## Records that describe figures
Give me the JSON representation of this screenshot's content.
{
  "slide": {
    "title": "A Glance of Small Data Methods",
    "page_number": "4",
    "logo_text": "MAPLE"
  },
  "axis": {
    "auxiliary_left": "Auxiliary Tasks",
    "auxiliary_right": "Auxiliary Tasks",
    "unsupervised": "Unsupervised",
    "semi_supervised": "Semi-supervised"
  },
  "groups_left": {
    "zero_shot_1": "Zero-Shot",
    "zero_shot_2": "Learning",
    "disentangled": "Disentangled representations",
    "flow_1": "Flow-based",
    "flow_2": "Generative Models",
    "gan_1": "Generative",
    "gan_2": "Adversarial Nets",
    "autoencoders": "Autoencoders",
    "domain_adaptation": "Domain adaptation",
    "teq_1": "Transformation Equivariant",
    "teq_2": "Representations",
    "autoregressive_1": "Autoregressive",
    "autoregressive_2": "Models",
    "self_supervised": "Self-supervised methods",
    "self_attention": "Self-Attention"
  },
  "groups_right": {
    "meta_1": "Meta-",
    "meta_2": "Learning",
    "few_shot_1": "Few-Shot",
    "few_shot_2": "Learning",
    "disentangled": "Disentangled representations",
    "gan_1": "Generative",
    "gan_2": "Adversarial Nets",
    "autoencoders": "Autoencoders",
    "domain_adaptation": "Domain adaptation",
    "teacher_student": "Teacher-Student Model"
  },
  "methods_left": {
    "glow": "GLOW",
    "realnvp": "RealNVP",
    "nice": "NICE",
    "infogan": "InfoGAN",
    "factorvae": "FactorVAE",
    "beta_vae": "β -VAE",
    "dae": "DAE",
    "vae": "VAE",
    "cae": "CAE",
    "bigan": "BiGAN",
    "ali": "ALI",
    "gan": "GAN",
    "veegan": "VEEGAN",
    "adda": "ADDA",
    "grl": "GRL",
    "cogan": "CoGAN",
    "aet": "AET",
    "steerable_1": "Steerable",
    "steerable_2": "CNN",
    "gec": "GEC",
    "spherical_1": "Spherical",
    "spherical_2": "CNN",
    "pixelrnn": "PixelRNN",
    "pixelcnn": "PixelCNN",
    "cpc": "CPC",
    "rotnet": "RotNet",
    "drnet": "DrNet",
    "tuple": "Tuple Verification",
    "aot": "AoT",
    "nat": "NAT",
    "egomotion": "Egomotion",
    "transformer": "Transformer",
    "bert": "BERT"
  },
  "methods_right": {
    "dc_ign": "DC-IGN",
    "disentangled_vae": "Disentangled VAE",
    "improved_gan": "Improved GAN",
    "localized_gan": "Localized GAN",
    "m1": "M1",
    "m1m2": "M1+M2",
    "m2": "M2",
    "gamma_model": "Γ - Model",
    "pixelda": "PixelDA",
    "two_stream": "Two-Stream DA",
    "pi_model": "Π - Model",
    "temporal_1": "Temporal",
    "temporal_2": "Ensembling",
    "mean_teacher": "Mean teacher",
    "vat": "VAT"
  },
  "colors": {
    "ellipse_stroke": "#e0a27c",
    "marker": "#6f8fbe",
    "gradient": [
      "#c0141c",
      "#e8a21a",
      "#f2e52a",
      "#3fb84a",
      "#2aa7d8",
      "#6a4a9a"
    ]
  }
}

## REQUIRED TASK
Find every line with "Learning" in the listing and state how many there are, nothing else.

## FINAL RESULT
3